▶ **Work to complete**: Show every line below where "ROMA" can be found.

(Records from a dataset)
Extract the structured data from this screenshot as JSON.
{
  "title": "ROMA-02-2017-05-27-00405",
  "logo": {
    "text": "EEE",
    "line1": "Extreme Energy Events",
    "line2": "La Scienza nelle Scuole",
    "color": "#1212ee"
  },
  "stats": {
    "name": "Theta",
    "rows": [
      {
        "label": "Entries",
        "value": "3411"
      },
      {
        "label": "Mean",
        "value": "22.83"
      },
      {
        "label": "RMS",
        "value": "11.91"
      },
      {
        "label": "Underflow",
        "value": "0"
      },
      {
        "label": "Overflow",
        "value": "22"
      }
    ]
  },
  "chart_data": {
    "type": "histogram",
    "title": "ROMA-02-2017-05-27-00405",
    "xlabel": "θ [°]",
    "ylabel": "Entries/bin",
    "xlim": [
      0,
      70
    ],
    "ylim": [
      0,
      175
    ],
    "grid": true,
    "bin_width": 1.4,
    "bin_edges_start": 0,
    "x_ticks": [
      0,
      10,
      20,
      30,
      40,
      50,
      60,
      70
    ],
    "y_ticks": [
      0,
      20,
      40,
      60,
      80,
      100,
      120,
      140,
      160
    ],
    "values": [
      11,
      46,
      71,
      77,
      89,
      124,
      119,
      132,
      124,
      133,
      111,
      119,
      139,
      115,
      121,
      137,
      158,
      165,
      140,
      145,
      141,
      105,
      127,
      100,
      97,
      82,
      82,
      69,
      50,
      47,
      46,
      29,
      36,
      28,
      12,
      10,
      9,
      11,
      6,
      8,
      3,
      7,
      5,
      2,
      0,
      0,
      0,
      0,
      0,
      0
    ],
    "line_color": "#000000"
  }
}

▶ **Response to the exercise**:
  "title": "ROMA-02-2017-05-27-00405",
    "title": "ROMA-02-2017-05-27-00405",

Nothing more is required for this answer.